Exercise details — Arrange the records below as a Markdown table with the columns Row and Record line, putting each line of the records in its own numbered row and leaving out blank lines.

Information shown —
# # # # #

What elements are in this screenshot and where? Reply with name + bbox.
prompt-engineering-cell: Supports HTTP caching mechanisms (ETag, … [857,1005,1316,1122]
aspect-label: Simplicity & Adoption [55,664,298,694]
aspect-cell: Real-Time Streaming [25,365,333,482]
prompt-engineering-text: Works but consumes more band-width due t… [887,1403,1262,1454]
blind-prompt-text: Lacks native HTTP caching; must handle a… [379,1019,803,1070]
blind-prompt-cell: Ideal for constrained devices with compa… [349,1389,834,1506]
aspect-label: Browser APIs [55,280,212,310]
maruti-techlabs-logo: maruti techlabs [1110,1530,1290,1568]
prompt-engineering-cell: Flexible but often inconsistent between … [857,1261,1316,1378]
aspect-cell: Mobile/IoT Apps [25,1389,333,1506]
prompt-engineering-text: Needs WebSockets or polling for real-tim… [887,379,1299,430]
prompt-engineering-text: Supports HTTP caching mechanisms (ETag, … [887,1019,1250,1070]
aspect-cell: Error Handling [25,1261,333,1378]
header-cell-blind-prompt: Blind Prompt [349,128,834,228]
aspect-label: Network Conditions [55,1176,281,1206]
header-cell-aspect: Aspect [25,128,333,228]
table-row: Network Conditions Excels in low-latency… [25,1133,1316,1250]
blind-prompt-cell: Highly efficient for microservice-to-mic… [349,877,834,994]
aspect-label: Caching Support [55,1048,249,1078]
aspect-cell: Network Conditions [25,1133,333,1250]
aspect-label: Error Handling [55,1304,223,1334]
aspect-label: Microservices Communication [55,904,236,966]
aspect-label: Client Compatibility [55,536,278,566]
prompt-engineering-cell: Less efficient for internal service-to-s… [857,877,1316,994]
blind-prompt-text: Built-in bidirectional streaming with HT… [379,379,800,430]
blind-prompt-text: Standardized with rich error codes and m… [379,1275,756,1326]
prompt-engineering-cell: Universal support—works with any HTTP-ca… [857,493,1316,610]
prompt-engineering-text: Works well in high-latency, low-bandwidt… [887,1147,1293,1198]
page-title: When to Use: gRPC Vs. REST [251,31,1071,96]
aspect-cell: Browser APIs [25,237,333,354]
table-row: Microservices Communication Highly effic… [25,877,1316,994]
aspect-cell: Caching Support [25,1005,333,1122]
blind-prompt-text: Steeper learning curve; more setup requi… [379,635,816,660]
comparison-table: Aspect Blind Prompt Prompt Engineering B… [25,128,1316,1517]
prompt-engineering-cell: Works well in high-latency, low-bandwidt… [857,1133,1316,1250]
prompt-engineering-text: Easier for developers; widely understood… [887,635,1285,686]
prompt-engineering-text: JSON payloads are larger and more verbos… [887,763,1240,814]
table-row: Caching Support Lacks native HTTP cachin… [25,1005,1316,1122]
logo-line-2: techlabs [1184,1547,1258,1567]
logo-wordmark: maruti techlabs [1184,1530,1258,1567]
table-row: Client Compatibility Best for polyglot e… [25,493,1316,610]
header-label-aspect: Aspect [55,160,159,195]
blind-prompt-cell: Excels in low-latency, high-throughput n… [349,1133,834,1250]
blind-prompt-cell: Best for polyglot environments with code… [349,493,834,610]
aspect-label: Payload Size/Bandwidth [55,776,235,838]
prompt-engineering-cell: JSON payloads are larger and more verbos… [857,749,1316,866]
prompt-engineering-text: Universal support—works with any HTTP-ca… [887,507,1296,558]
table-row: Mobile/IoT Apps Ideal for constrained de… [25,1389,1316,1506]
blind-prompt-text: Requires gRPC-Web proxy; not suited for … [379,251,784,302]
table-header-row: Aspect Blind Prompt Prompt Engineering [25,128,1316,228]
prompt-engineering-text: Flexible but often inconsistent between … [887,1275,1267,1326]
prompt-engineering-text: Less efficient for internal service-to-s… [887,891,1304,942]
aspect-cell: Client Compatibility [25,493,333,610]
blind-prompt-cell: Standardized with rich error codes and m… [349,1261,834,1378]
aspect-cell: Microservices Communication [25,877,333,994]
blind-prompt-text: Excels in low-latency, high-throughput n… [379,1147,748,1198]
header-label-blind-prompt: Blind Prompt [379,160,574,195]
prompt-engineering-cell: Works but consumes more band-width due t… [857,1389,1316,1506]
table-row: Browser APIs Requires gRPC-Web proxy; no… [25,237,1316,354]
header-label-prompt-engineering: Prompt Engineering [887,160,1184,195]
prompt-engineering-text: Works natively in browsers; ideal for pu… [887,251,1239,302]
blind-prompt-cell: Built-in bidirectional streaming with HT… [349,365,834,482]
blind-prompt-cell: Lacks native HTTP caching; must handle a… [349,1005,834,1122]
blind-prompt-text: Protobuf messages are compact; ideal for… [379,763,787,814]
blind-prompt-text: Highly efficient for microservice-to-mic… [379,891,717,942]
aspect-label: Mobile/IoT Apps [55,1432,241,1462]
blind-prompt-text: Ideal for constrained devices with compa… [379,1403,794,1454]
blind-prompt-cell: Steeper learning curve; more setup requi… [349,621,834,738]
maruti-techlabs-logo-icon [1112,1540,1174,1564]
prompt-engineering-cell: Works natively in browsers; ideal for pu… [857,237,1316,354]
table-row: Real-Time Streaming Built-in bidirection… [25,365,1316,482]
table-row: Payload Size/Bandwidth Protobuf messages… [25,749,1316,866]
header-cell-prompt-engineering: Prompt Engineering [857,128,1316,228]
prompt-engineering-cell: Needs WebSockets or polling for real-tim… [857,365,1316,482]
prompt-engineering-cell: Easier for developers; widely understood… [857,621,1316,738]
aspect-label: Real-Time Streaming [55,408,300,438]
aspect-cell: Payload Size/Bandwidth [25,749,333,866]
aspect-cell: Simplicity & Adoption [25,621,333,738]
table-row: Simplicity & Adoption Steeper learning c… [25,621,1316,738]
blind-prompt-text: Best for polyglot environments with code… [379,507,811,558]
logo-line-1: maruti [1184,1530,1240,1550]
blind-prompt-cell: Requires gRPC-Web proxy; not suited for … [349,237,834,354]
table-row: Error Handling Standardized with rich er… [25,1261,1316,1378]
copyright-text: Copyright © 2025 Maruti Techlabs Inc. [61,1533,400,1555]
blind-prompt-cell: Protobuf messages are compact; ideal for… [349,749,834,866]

# # # # #

Exercise output —
| Row | Record line |
|---|---|
| 1 | What elements are in this screenshot and where? Reply with name + bbox. |
| 2 | prompt-engineering-cell: Supports HTTP caching mechanisms (ETag, … [857,1005,1316,1122] |
| 3 | aspect-label: Simplicity & Adoption [55,664,298,694] |
| 4 | aspect-cell: Real-Time Streaming [25,365,333,482] |
| 5 | prompt-engineering-text: Works but consumes more band-width due t… [887,1403,1262,1454] |
| 6 | blind-prompt-text: Lacks native HTTP caching; must handle a… [379,1019,803,1070] |
| 7 | blind-prompt-cell: Ideal for constrained devices with compa… [349,1389,834,1506] |
| 8 | aspect-label: Browser APIs [55,280,212,310] |
| 9 | maruti-techlabs-logo: maruti techlabs [1110,1530,1290,1568] |
| 10 | prompt-engineering-cell: Flexible but often inconsistent between … [857,1261,1316,1378] |
| 11 | aspect-cell: Mobile/IoT Apps [25,1389,333,1506] |
| 12 | prompt-engineering-text: Needs WebSockets or polling for real-tim… [887,379,1299,430] |
| 13 | prompt-engineering-text: Supports HTTP caching mechanisms (ETag, … [887,1019,1250,1070] |
| 14 | aspect-cell: Error Handling [25,1261,333,1378] |
| 15 | header-cell-blind-prompt: Blind Prompt [349,128,834,228] |
| 16 | aspect-label: Network Conditions [55,1176,281,1206] |
| 17 | header-cell-aspect: Aspect [25,128,333,228] |
| 18 | table-row: Network Conditions Excels in low-latency… [25,1133,1316,1250] |
| 19 | blind-prompt-cell: Highly efficient for microservice-to-mic… [349,877,834,994] |
| 20 | aspect-label: Caching Support [55,1048,249,1078] |
| 21 | aspect-cell: Network Conditions [25,1133,333,1250] |
| 22 | aspect-label: Error Handling [55,1304,223,1334] |
| 23 | aspect-label: Microservices Communication [55,904,236,966] |
| 24 | aspect-label: Client Compatibility [55,536,278,566] |
| 25 | prompt-engineering-cell: Less efficient for internal service-to-s… [857,877,1316,994] |
| 26 | blind-prompt-text: Built-in bidirectional streaming with HT… [379,379,800,430] |
| 27 | blind-prompt-text: Standardized with rich error codes and m… [379,1275,756,1326] |
| 28 | prompt-engineering-cell: Universal support—works with any HTTP-ca… [857,493,1316,610] |
| 29 | prompt-engineering-text: Works well in high-latency, low-bandwidt… [887,1147,1293,1198] |
| 30 | page-title: When to Use: gRPC Vs. REST [251,31,1071,96] |
| 31 | aspect-cell: Browser APIs [25,237,333,354] |
| 32 | table-row: Microservices Communication Highly effic… [25,877,1316,994] |
| 33 | aspect-cell: Caching Support [25,1005,333,1122] |
| 34 | blind-prompt-text: Steeper learning curve; more setup requi… [379,635,816,660] |
| 35 | comparison-table: Aspect Blind Prompt Prompt Engineering B… [25,128,1316,1517] |
| 36 | prompt-engineering-cell: Works well in high-latency, low-bandwidt… [857,1133,1316,1250] |
| 37 | prompt-engineering-text: Easier for developers; widely understood… [887,635,1285,686] |
| 38 | prompt-engineering-text: JSON payloads are larger and more verbos… [887,763,1240,814] |
| 39 | table-row: Caching Support Lacks native HTTP cachin… [25,1005,1316,1122] |
| 40 | logo-line-2: techlabs [1184,1547,1258,1567] |
| 41 | logo-wordmark: maruti techlabs [1184,1530,1258,1567] |
| 42 | table-row: Client Compatibility Best for polyglot e… [25,493,1316,610] |
| 43 | header-label-aspect: Aspect [55,160,159,195] |
| 44 | blind-prompt-cell: Excels in low-latency, high-throughput n… [349,1133,834,1250] |
| 45 | blind-prompt-cell: Best for polyglot environments with code… [349,493,834,610] |
| 46 | aspect-label: Payload Size/Bandwidth [55,776,235,838] |
| 47 | prompt-engineering-cell: JSON payloads are larger and more verbos… [857,749,1316,866] |
| 48 | prompt-engineering-text: Universal support—works with any HTTP-ca… [887,507,1296,558] |
| 49 | table-row: Mobile/IoT Apps Ideal for constrained de… [25,1389,1316,1506] |
| 50 | blind-prompt-text: Requires gRPC-Web proxy; not suited for … [379,251,784,302] |
| 51 | table-header-row: Aspect Blind Prompt Prompt Engineering [25,128,1316,228] |
| 52 | prompt-engineering-text: Flexible but often inconsistent between … [887,1275,1267,1326] |
| 53 | prompt-engineering-text: Less efficient for internal service-to-s… [887,891,1304,942] |
| 54 | aspect-cell: Client Compatibility [25,493,333,610] |
| 55 | blind-prompt-cell: Standardized with rich error codes and m… [349,1261,834,1378] |
| 56 | aspect-cell: Microservices Communication [25,877,333,994] |
| 57 | blind-prompt-text: Excels in low-latency, high-throughput n… [379,1147,748,1198] |
| 58 | header-label-blind-prompt: Blind Prompt [379,160,574,195] |
| 59 | prompt-engineering-cell: Works but consumes more band-width due t… [857,1389,1316,1506] |
| 60 | table-row: Browser APIs Requires gRPC-Web proxy; no… [25,237,1316,354] |
| 61 | header-label-prompt-engineering: Prompt Engineering [887,160,1184,195] |
| 62 | prompt-engineering-text: Works natively in browsers; ideal for pu… [887,251,1239,302] |
| 63 | blind-prompt-cell: Built-in bidirectional streaming with HT… [349,365,834,482] |
| 64 | blind-prompt-cell: Lacks native HTTP caching; must handle a… [349,1005,834,1122] |
| 65 | blind-prompt-text: Protobuf messages are compact; ideal for… [379,763,787,814] |
| 66 | blind-prompt-text: Highly efficient for microservice-to-mic… [379,891,717,942] |
| 67 | aspect-label: Mobile/IoT Apps [55,1432,241,1462] |
| 68 | blind-prompt-text: Ideal for constrained devices with compa… [379,1403,794,1454] |
| 69 | blind-prompt-cell: Steeper learning curve; more setup requi… [349,621,834,738] |
| 70 | maruti-techlabs-logo-icon [1112,1540,1174,1564] |
| 71 | prompt-engineering-cell: Works natively in browsers; ideal for pu… [857,237,1316,354] |
| 72 | table-row: Real-Time Streaming Built-in bidirection… [25,365,1316,482] |
| 73 | table-row: Payload Size/Bandwidth Protobuf messages… [25,749,1316,866] |
| 74 | header-cell-prompt-engineering: Prompt Engineering [857,128,1316,228] |
| 75 | prompt-engineering-cell: Needs WebSockets or polling for real-tim… [857,365,1316,482] |
| 76 | prompt-engineering-cell: Easier for developers; widely understood… [857,621,1316,738] |
| 77 | aspect-label: Real-Time Streaming [55,408,300,438] |
| 78 | aspect-cell: Payload Size/Bandwidth [25,749,333,866] |
| 79 | aspect-cell: Simplicity & Adoption [25,621,333,738] |
| 80 | table-row: Simplicity & Adoption Steeper learning c… [25,621,1316,738] |
| 81 | blind-prompt-text: Best for polyglot environments with code… [379,507,811,558] |
| 82 | logo-line-1: maruti [1184,1530,1240,1550] |
| 83 | blind-prompt-cell: Requires gRPC-Web proxy; not suited for … [349,237,834,354] |
| 84 | table-row: Error Handling Standardized with rich er… [25,1261,1316,1378] |
| 85 | copyright-text: Copyright © 2025 Maruti Techlabs Inc. [61,1533,400,1555] |
| 86 | blind-prompt-cell: Protobuf messages are compact; ideal for… [349,749,834,866] |